Extract provided |
# Damascus steel - is it worth the cost



## mpguy18 (Sep 7, 2011)

Went to the Arkansas Knife show this weekend. Wonderful show. Noticed that that a lot of the master blade masters were showing blades made from Damascus steel. I have a neighgor that is a master blademaster. Asked what his opinion of the metal, durability, ability to keep an edge, etc., His only comment was "They sell well" Noticed that only one of the knives on his table was made of this material.

What are your thoughts. Is it worth the extra dollars? Or is stainless or hand forged more worth the time and dollars?


----------



## jsriley5 (Sep 22, 2012)

NOt real sure myself but I"d think for sure it would depend on what the laminates of the damascus were made of to begin with. I would imagine you could damascus some pretty crappy metal and make it look like somthing good. I love the look of it but have never "popped" for a damascus blade since I would't get one unless it was a recognized manufacturer and I can't really afford those. Since I can get all I will ever need out of a cheaper (not neccessarily cheap) non damascus blade it just isn't worth it to me.


----------



## Grimm (Sep 5, 2012)

I have always drooled over them but to be honest I don't see the need for it anymore. I don't do SCA or faire so why bother for a show piece if I don't go 'play'.


----------



## aklavik (Nov 20, 2010)

not as good as cpm steels or even plain old O1 imho and i have made hundreds of pounds of damascus, looks cool but not any better than plain old 5160,w2,1084 etc the whole idea back in the day was to lessen the impuritys of steel by heating, hammering welding and folding, no need with steels made from 1860 to today, common blends are 1084 and 15n20 for the contrasting nickel, i would not build my personal blade out of either of these alloys, decent steel yet not best of the best by any standard


----------



## cowboyhermit (Nov 10, 2012)

The "Damascus steel" being made today is made because it looks awesome, it is not the same as the metal that was made historically. The original material has been found to have carbon nanotubes and a very specific makeup, nowadays anything that looks like it is called damascus.
Is it worth it? Probably not unless you really want the look.


----------



## swjohnsey (Jan 21, 2013)

Damascus is pretty. Most custom knives are pretty display pieces. I have one damascus knife made by a guy nameed R. G. Epting that was given to me.


----------



## fishparts2003 (Jan 21, 2013)

When it comes to steel everyone has done a fine job covering the it's pretty side of damascus, and I agree. The look is a real weakness for me, but it would depend on the application if I could justify buying it.


----------



## Magus (Dec 1, 2008)

Just get some decent 01 or D2 tool steel.forget Damascus.
Leaf spring does the same thing the original was designed to, flex and cut.


----------



## zombieresponder (Aug 20, 2012)

As far as looking good, I don't think it has any equal. The majority of steel alloys produced today are superior in pretty much every way though.

Given request 1 |
According to the Damascus steel thread, which two alloys are common blends for Damascus?
Given request 2 |
From the Damascus steel thread, return the passage beginning at the words "## cowboyhermit (Nov" and ending after "is called damascus.".
Given request 3 |
Carry the forum thread on Damascus steel forward from its last post.
The items after the Damascus steel thread have nothing to do with it.

Given entries |
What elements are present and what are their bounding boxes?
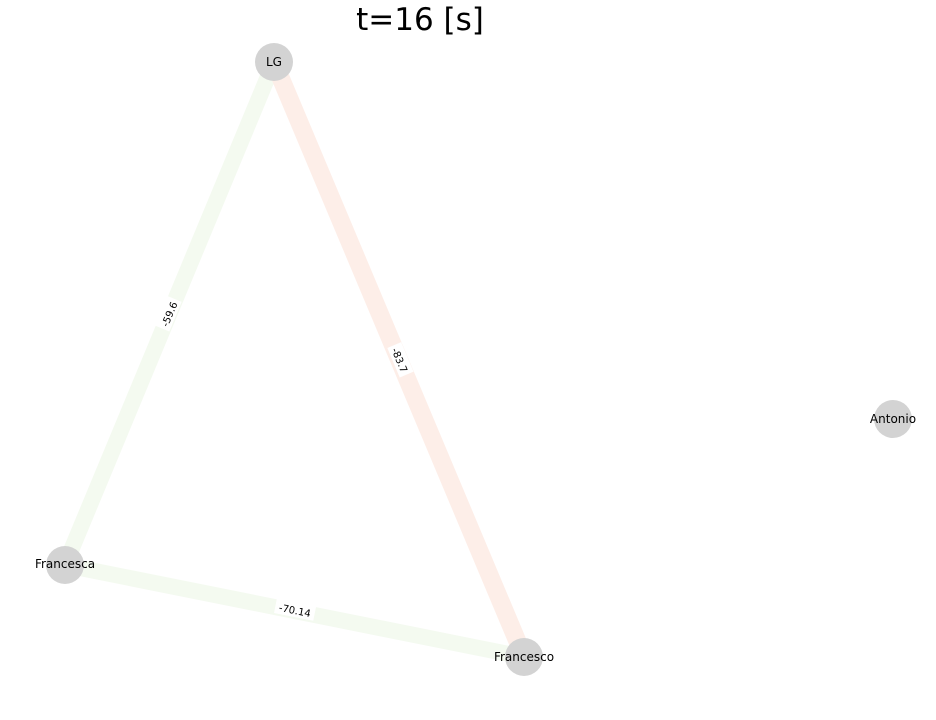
node-label: Francesca [35, 557, 95, 571]
node-francesca[interactable]: Francesca [35, 546, 95, 584]
node-label: Antonio [870, 412, 916, 426]
node-antonio[interactable]: Antonio [870, 400, 916, 438]
node-lg[interactable]: LG [255, 43, 293, 81]
node-label: LG [266, 55, 282, 69]
diagram-title: t=16 [s] [356, 2, 484, 38]
node-francesco[interactable]: Francesco [494, 638, 554, 676]
node-label: Francesco [494, 650, 554, 664]
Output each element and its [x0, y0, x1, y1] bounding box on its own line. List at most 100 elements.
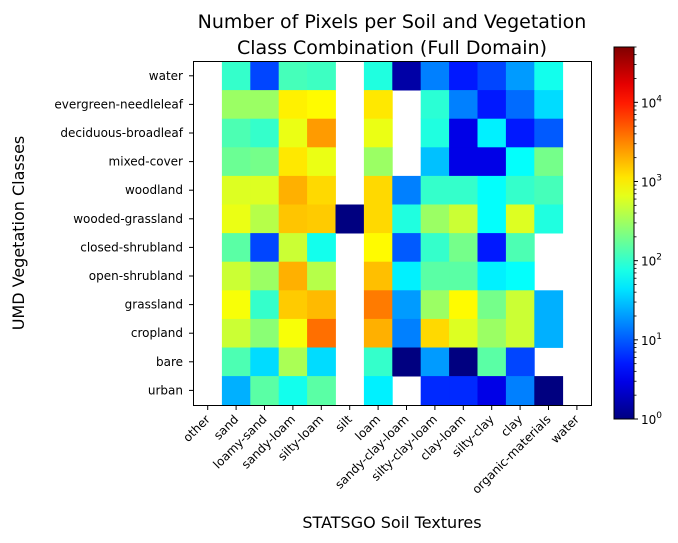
- heatmap-cell: [250, 347, 280, 377]
- heatmap-cell: [505, 261, 535, 291]
- heatmap-cell: [363, 90, 393, 120]
- heatmap-cell: [307, 318, 336, 348]
- heatmap-cell: [278, 347, 308, 377]
- heatmap-cell: [278, 318, 308, 348]
- y-tick-label: closed-shrubland: [80, 240, 183, 254]
- y-tick-label: bare: [156, 355, 183, 369]
- heatmap-cell: [477, 204, 507, 234]
- colorbar-tick-label: 100: [641, 411, 662, 427]
- heatmap-cell: [307, 290, 336, 320]
- heatmap-cell: [250, 261, 280, 291]
- heatmap-cell: [392, 175, 422, 205]
- heatmap-cell: [420, 90, 450, 120]
- plot-frame: [193, 61, 592, 406]
- heatmap-cell: [420, 204, 450, 234]
- heatmap-cell: [534, 318, 564, 348]
- heatmap-cell: [534, 61, 564, 91]
- heatmap-cell: [505, 175, 535, 205]
- heatmap-cell: [420, 118, 450, 148]
- heatmap-cell: [420, 233, 450, 263]
- heatmap-cell: [477, 376, 507, 406]
- heatmap-cell: [250, 90, 280, 120]
- heatmap-cell: [307, 347, 336, 377]
- heatmap-cell: [392, 318, 422, 348]
- heatmap-cell: [534, 376, 564, 406]
- heatmap-cell: [449, 233, 478, 263]
- heatmap-cell: [250, 290, 280, 320]
- heatmap-cell: [363, 61, 393, 91]
- y-tick-label: wooded-grassland: [73, 212, 183, 226]
- heatmap-cell: [505, 290, 535, 320]
- heatmap-cell: [392, 61, 422, 91]
- heatmap-cell: [221, 118, 251, 148]
- heatmap-cell: [392, 290, 422, 320]
- colorbar: [613, 46, 635, 420]
- heatmap-cell: [420, 347, 450, 377]
- heatmap-cell: [307, 147, 336, 177]
- x-tick-label: silt: [332, 412, 355, 435]
- heatmap-cell: [363, 347, 393, 377]
- heatmap-cell: [392, 347, 422, 377]
- chart-title-line-1: Number of Pixels per Soil and Vegetation: [198, 11, 587, 33]
- y-axis-ticks: water evergreen-needleleaf deciduous-broad…: [54, 69, 194, 397]
- heatmap-cell: [250, 318, 280, 348]
- heatmap-cell: [221, 147, 251, 177]
- heatmap-cell: [278, 118, 308, 148]
- heatmap-cell: [363, 290, 393, 320]
- heatmap-cell: [477, 347, 507, 377]
- heatmap-cell: [221, 290, 251, 320]
- heatmap-cell: [534, 90, 564, 120]
- y-tick-label: deciduous-broadleaf: [60, 126, 183, 140]
- heatmap-cell: [363, 233, 393, 263]
- heatmap-cell: [363, 318, 393, 348]
- heatmap-cell: [363, 376, 393, 406]
- heatmap-cell: [449, 376, 478, 406]
- heatmap-cell: [505, 61, 535, 91]
- heatmap-cell: [449, 175, 478, 205]
- x-axis-label: STATSGO Soil Textures: [302, 513, 481, 532]
- heatmap-cell: [477, 290, 507, 320]
- heatmap-cell: [534, 204, 564, 234]
- colorbar-tick-label: 103: [641, 174, 662, 190]
- heatmap-cell: [420, 318, 450, 348]
- heatmap-cell: [363, 147, 393, 177]
- heatmap-cell: [278, 261, 308, 291]
- heatmap-cell: [534, 118, 564, 148]
- heatmap-cell: [449, 147, 478, 177]
- heatmap-cell: [221, 261, 251, 291]
- heatmap-cell: [449, 261, 478, 291]
- heatmap-cell: [363, 204, 393, 234]
- y-tick-label: open-shrubland: [89, 269, 183, 283]
- heatmap-cell: [420, 61, 450, 91]
- heatmap-cell: [307, 90, 336, 120]
- heatmap-cell: [477, 90, 507, 120]
- heatmap-cell: [449, 61, 478, 91]
- y-axis-label: UMD Vegetation Classes: [9, 136, 28, 331]
- heatmap-cell: [278, 90, 308, 120]
- heatmap-cell: [477, 261, 507, 291]
- heatmap-cell: [449, 204, 478, 234]
- heatmap-cell: [477, 147, 507, 177]
- colorbar-tick-label: 104: [641, 94, 662, 110]
- heatmap-cell: [449, 290, 478, 320]
- y-tick-label: grassland: [125, 298, 183, 312]
- heatmap-cell: [250, 175, 280, 205]
- heatmap-cell: [420, 261, 450, 291]
- heatmap-cell: [250, 204, 280, 234]
- colorbar-tick-label: 101: [641, 332, 662, 348]
- heatmap-cell: [278, 204, 308, 234]
- heatmap-cell: [477, 318, 507, 348]
- heatmap-cell: [307, 233, 336, 263]
- heatmap-cell: [449, 90, 478, 120]
- heatmap-cell: [250, 118, 280, 148]
- heatmap-cell: [449, 347, 478, 377]
- y-tick-label: cropland: [131, 326, 183, 340]
- heatmap-cell: [363, 118, 393, 148]
- y-tick-label: urban: [148, 383, 183, 397]
- heatmap-cell: [449, 318, 478, 348]
- heatmap-cell: [392, 261, 422, 291]
- heatmap-cell: [221, 376, 251, 406]
- heatmap-cell: [505, 147, 535, 177]
- heatmap-cell: [221, 347, 251, 377]
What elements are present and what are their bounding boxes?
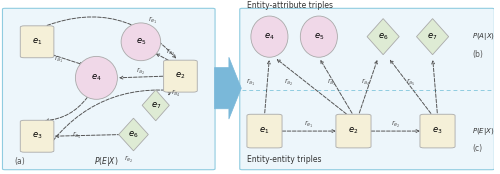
- Text: $r_{a_5}$: $r_{a_5}$: [406, 77, 416, 88]
- Text: $r_{a_4}$: $r_{a_4}$: [361, 77, 370, 88]
- Text: $e_7$: $e_7$: [428, 31, 438, 42]
- Text: $e_1$: $e_1$: [260, 126, 270, 136]
- Text: $P(E|X)$: $P(E|X)$: [94, 155, 118, 168]
- Text: $e_4$: $e_4$: [264, 31, 274, 42]
- FancyBboxPatch shape: [20, 120, 54, 152]
- FancyBboxPatch shape: [240, 8, 494, 170]
- Text: $r_{e_1}$: $r_{e_1}$: [304, 119, 314, 130]
- Text: $r_{e_1}$: $r_{e_1}$: [148, 15, 158, 26]
- FancyBboxPatch shape: [420, 114, 455, 148]
- Text: $r_{a_1}$: $r_{a_1}$: [54, 54, 64, 65]
- Text: $e_4$: $e_4$: [91, 73, 102, 83]
- Text: (b): (b): [472, 50, 483, 59]
- FancyBboxPatch shape: [336, 114, 371, 148]
- Text: $r_{a_4}$: $r_{a_4}$: [170, 88, 180, 99]
- Polygon shape: [416, 19, 448, 55]
- Text: $P(A|X)$: $P(A|X)$: [472, 31, 495, 42]
- Text: $r_{e_2}$: $r_{e_2}$: [124, 154, 134, 165]
- Text: $e_3$: $e_3$: [432, 126, 443, 136]
- Text: (c): (c): [472, 144, 482, 153]
- Text: Entity-attribute triples: Entity-attribute triples: [247, 1, 333, 10]
- Text: $e_2$: $e_2$: [348, 126, 358, 136]
- Ellipse shape: [121, 23, 160, 61]
- Text: $r_{a_1}$: $r_{a_1}$: [246, 77, 256, 88]
- Text: Entity-entity triples: Entity-entity triples: [247, 155, 322, 164]
- Text: $r_{a_5}$: $r_{a_5}$: [72, 130, 82, 141]
- FancyBboxPatch shape: [247, 114, 282, 148]
- Polygon shape: [142, 90, 170, 121]
- Ellipse shape: [300, 16, 338, 57]
- Text: $P(E|X)$: $P(E|X)$: [472, 126, 495, 137]
- FancyBboxPatch shape: [2, 8, 215, 170]
- Text: $e_5$: $e_5$: [136, 37, 146, 47]
- Text: $e_2$: $e_2$: [176, 71, 186, 81]
- FancyBboxPatch shape: [164, 60, 198, 92]
- Text: $r_{a_3}$: $r_{a_3}$: [166, 48, 175, 58]
- Text: (a): (a): [15, 157, 26, 166]
- Polygon shape: [367, 19, 399, 55]
- Text: $e_6$: $e_6$: [128, 129, 138, 140]
- Text: $r_{a_3}$: $r_{a_3}$: [328, 77, 337, 88]
- Text: $e_7$: $e_7$: [150, 100, 161, 110]
- Polygon shape: [214, 57, 242, 119]
- Text: $r_{e_2}$: $r_{e_2}$: [390, 119, 400, 130]
- Text: $r_{a_2}$: $r_{a_2}$: [284, 77, 294, 88]
- Polygon shape: [118, 118, 148, 151]
- Ellipse shape: [76, 56, 118, 99]
- Text: $e_5$: $e_5$: [314, 31, 324, 42]
- FancyBboxPatch shape: [20, 26, 54, 58]
- Text: $e_6$: $e_6$: [378, 31, 388, 42]
- Text: $e_1$: $e_1$: [32, 37, 42, 47]
- Text: $r_{a_2}$: $r_{a_2}$: [136, 65, 145, 77]
- Text: $e_3$: $e_3$: [32, 131, 42, 141]
- Ellipse shape: [251, 16, 288, 57]
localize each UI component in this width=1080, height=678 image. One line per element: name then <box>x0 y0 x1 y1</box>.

Output 1 |
1084 and 15n20.

Output 2 |
## cowboyhermit (Nov 10, 2012)

The "Damascus steel" being made today is made because it looks awesome, it is not the same as the metal that was made historically. The original material has been found to have carbon nanotubes and a very specific makeup, nowadays anything that looks like it is called damascus.

Output 3 |
----------



## act5860 (Feb 9, 2013)

Magus said:


> Just get some decent 01 or D2 tool steel.forget Damascus.
> Leaf spring does the same thing the original was designed to, flex and cut.


+1

I have several blades made from leaf springs. Takes and holds an edge better than any other blade I've bought.


----------



## k0xxx (Oct 27, 2011)

I have a Damascus Skinner and a Folder that were in a box containing about 25 misc. and new knives bought at an estate auction for about $30 (Also included a very nice 1980's Cold Steel San Mai tanto blade folder, that I love). I've never used them because of what they sell for, and probably never will. I have been considering selling them to a collector and using the money for something more useful.


----------



## fishparts2003 (Jan 21, 2013)

k0xxx said:


> I have been considering selling them to a collector and using the money for something more useful.


Got pics, there just may be a collector or two on here.


----------



## k0xxx (Oct 27, 2011)

When I mentioned to my son that I was considering selling, he offered to take them and trade me some ammo and his NIB vintage Puma Folder, so I took him up on it. FWIW, here is a not very good pic of them.


----------



## fishparts2003 (Jan 21, 2013)

I like the one on the top more, and the sheath looks almost brand new. Good find, I am sure your son will enjoy them.


----------



## LongRider (May 8, 2012)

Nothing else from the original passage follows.